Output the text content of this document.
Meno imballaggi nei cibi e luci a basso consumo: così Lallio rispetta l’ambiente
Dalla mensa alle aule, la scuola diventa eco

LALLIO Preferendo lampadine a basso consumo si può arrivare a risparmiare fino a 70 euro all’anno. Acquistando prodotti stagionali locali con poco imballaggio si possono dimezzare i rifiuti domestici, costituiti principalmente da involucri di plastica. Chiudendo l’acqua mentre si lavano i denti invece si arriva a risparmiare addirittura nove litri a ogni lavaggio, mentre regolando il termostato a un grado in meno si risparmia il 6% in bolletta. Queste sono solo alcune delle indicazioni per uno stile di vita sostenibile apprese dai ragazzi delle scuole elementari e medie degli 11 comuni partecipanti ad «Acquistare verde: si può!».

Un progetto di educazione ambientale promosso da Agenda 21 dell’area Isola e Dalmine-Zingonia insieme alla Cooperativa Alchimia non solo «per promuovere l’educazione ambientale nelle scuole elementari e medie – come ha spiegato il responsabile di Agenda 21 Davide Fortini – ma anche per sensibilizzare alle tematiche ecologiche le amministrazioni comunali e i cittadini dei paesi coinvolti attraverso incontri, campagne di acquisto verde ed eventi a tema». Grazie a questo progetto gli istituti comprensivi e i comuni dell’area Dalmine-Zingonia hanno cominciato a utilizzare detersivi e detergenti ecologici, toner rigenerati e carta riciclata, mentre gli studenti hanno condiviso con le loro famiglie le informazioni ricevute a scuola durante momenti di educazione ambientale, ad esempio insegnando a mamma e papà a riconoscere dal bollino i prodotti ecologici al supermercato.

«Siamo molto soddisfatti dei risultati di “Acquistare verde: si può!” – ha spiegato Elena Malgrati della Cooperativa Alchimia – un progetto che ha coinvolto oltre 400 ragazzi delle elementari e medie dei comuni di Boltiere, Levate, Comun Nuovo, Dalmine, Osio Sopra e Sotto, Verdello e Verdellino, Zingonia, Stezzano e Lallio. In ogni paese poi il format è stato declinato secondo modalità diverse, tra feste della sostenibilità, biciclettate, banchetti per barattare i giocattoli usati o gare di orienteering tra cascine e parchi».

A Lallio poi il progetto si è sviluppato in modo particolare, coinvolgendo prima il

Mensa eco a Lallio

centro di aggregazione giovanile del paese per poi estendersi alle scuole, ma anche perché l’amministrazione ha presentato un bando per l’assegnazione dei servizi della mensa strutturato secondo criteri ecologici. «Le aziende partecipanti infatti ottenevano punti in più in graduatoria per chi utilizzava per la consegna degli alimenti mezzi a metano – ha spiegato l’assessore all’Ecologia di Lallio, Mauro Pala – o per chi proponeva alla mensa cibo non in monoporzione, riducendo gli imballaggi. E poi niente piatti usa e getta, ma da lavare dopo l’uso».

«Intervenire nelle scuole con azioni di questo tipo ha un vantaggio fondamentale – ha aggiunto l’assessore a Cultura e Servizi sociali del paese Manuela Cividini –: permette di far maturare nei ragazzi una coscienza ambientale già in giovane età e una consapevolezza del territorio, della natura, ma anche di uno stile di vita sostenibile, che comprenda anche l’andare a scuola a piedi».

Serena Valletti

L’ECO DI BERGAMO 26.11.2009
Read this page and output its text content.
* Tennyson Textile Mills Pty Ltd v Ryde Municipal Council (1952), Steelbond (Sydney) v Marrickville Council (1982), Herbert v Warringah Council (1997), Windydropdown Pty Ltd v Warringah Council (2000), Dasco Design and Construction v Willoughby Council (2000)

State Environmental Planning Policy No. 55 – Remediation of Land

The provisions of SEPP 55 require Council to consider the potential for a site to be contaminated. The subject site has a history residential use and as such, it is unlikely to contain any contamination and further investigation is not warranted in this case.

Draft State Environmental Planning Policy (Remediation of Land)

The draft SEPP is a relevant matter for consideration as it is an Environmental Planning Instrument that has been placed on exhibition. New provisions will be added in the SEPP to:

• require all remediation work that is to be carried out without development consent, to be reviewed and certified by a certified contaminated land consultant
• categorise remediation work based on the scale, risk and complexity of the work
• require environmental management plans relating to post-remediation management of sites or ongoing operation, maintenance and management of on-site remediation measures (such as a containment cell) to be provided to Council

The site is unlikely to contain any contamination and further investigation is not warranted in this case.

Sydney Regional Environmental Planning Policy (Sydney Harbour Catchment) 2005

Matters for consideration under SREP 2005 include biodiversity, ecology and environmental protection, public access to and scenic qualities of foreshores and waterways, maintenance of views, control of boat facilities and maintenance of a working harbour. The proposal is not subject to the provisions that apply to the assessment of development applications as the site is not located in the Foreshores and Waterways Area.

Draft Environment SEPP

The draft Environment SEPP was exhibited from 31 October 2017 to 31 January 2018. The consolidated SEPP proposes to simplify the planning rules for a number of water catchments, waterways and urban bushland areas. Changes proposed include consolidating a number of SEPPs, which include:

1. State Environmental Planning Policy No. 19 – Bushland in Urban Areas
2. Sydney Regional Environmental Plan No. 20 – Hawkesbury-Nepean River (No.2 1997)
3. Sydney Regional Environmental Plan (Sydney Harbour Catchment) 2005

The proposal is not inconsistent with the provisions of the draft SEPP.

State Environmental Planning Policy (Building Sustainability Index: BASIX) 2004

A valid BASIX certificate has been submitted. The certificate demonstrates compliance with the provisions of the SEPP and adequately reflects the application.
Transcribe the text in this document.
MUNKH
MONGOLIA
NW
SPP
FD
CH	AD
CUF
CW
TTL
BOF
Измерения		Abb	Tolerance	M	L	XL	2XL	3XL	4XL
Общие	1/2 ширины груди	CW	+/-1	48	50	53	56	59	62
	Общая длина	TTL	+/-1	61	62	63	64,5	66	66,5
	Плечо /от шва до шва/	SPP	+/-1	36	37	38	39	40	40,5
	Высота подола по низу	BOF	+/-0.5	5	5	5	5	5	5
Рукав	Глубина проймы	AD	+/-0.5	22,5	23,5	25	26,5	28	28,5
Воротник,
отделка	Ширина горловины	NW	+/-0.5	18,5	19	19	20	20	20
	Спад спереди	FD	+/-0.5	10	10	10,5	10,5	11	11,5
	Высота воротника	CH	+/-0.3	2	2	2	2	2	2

GIVEN EXERCISE |
Copy out all the entries shown above, character for character.

EXERCISE ANSWER |
Output the text content of this document.
Meno imballaggi nei cibi e luci a basso consumo: così Lallio rispetta l’ambiente
Dalla mensa alle aule, la scuola diventa eco

LALLIO Preferendo lampadine a basso consumo si può arrivare a risparmiare fino a 70 euro all’anno. Acquistando prodotti stagionali locali con poco imballaggio si possono dimezzare i rifiuti domestici, costituiti principalmente da involucri di plastica. Chiudendo l’acqua mentre si lavano i denti invece si arriva a risparmiare addirittura nove litri a ogni lavaggio, mentre regolando il termostato a un grado in meno si risparmia il 6% in bolletta. Queste sono solo alcune delle indicazioni per uno stile di vita sostenibile apprese dai ragazzi delle scuole elementari e medie degli 11 comuni partecipanti ad «Acquistare verde: si può!».

Un progetto di educazione ambientale promosso da Agenda 21 dell’area Isola e Dalmine-Zingonia insieme alla Cooperativa Alchimia non solo «per promuovere l’educazione ambientale nelle scuole elementari e medie – come ha spiegato il responsabile di Agenda 21 Davide Fortini – ma anche per sensibilizzare alle tematiche ecologiche le amministrazioni comunali e i cittadini dei paesi coinvolti attraverso incontri, campagne di acquisto verde ed eventi a tema». Grazie a questo progetto gli istituti comprensivi e i comuni dell’area Dalmine-Zingonia hanno cominciato a utilizzare detersivi e detergenti ecologici, toner rigenerati e carta riciclata, mentre gli studenti hanno condiviso con le loro famiglie le informazioni ricevute a scuola durante momenti di educazione ambientale, ad esempio insegnando a mamma e papà a riconoscere dal bollino i prodotti ecologici al supermercato.

«Siamo molto soddisfatti dei risultati di “Acquistare verde: si può!” – ha spiegato Elena Malgrati della Cooperativa Alchimia – un progetto che ha coinvolto oltre 400 ragazzi delle elementari e medie dei comuni di Boltiere, Levate, Comun Nuovo, Dalmine, Osio Sopra e Sotto, Verdello e Verdellino, Zingonia, Stezzano e Lallio. In ogni paese poi il format è stato declinato secondo modalità diverse, tra feste della sostenibilità, biciclettate, banchetti per barattare i giocattoli usati o gare di orienteering tra cascine e parchi».

A Lallio poi il progetto si è sviluppato in modo particolare, coinvolgendo prima il

Mensa eco a Lallio

centro di aggregazione giovanile del paese per poi estendersi alle scuole, ma anche perché l’amministrazione ha presentato un bando per l’assegnazione dei servizi della mensa strutturato secondo criteri ecologici. «Le aziende partecipanti infatti ottenevano punti in più in graduatoria per chi utilizzava per la consegna degli alimenti mezzi a metano – ha spiegato l’assessore all’Ecologia di Lallio, Mauro Pala – o per chi proponeva alla mensa cibo non in monoporzione, riducendo gli imballaggi. E poi niente piatti usa e getta, ma da lavare dopo l’uso».

«Intervenire nelle scuole con azioni di questo tipo ha un vantaggio fondamentale – ha aggiunto l’assessore a Cultura e Servizi sociali del paese Manuela Cividini –: permette di far maturare nei ragazzi una coscienza ambientale già in giovane età e una consapevolezza del territorio, della natura, ma anche di uno stile di vita sostenibile, che comprenda anche l’andare a scuola a piedi».

Serena Valletti

L’ECO DI BERGAMO 26.11.2009
Read this page and output its text content.
* Tennyson Textile Mills Pty Ltd v Ryde Municipal Council (1952), Steelbond (Sydney) v Marrickville Council (1982), Herbert v Warringah Council (1997), Windydropdown Pty Ltd v Warringah Council (2000), Dasco Design and Construction v Willoughby Council (2000)

State Environmental Planning Policy No. 55 – Remediation of Land

The provisions of SEPP 55 require Council to consider the potential for a site to be contaminated. The subject site has a history residential use and as such, it is unlikely to contain any contamination and further investigation is not warranted in this case.

Draft State Environmental Planning Policy (Remediation of Land)

The draft SEPP is a relevant matter for consideration as it is an Environmental Planning Instrument that has been placed on exhibition. New provisions will be added in the SEPP to:

• require all remediation work that is to be carried out without development consent, to be reviewed and certified by a certified contaminated land consultant
• categorise remediation work based on the scale, risk and complexity of the work
• require environmental management plans relating to post-remediation management of sites or ongoing operation, maintenance and management of on-site remediation measures (such as a containment cell) to be provided to Council

The site is unlikely to contain any contamination and further investigation is not warranted in this case.

Sydney Regional Environmental Planning Policy (Sydney Harbour Catchment) 2005

Matters for consideration under SREP 2005 include biodiversity, ecology and environmental protection, public access to and scenic qualities of foreshores and waterways, maintenance of views, control of boat facilities and maintenance of a working harbour. The proposal is not subject to the provisions that apply to the assessment of development applications as the site is not located in the Foreshores and Waterways Area.

Draft Environment SEPP

The draft Environment SEPP was exhibited from 31 October 2017 to 31 January 2018. The consolidated SEPP proposes to simplify the planning rules for a number of water catchments, waterways and urban bushland areas. Changes proposed include consolidating a number of SEPPs, which include:

1. State Environmental Planning Policy No. 19 – Bushland in Urban Areas
2. Sydney Regional Environmental Plan No. 20 – Hawkesbury-Nepean River (No.2 1997)
3. Sydney Regional Environmental Plan (Sydney Harbour Catchment) 2005

The proposal is not inconsistent with the provisions of the draft SEPP.

State Environmental Planning Policy (Building Sustainability Index: BASIX) 2004

A valid BASIX certificate has been submitted. The certificate demonstrates compliance with the provisions of the SEPP and adequately reflects the application.
Transcribe the text in this document.
MUNKH
MONGOLIA
NW
SPP
FD
CH	AD
CUF
CW
TTL
BOF
Измерения		Abb	Tolerance	M	L	XL	2XL	3XL	4XL
Общие	1/2 ширины груди	CW	+/-1	48	50	53	56	59	62
	Общая длина	TTL	+/-1	61	62	63	64,5	66	66,5
	Плечо /от шва до шва/	SPP	+/-1	36	37	38	39	40	40,5
	Высота подола по низу	BOF	+/-0.5	5	5	5	5	5	5
Рукав	Глубина проймы	AD	+/-0.5	22,5	23,5	25	26,5	28	28,5
Воротник,
отделка	Ширина горловины	NW	+/-0.5	18,5	19	19	20	20	20
	Спад спереди	FD	+/-0.5	10	10	10,5	10,5	11	11,5
	Высота воротника	CH	+/-0.3	2	2	2	2	2	2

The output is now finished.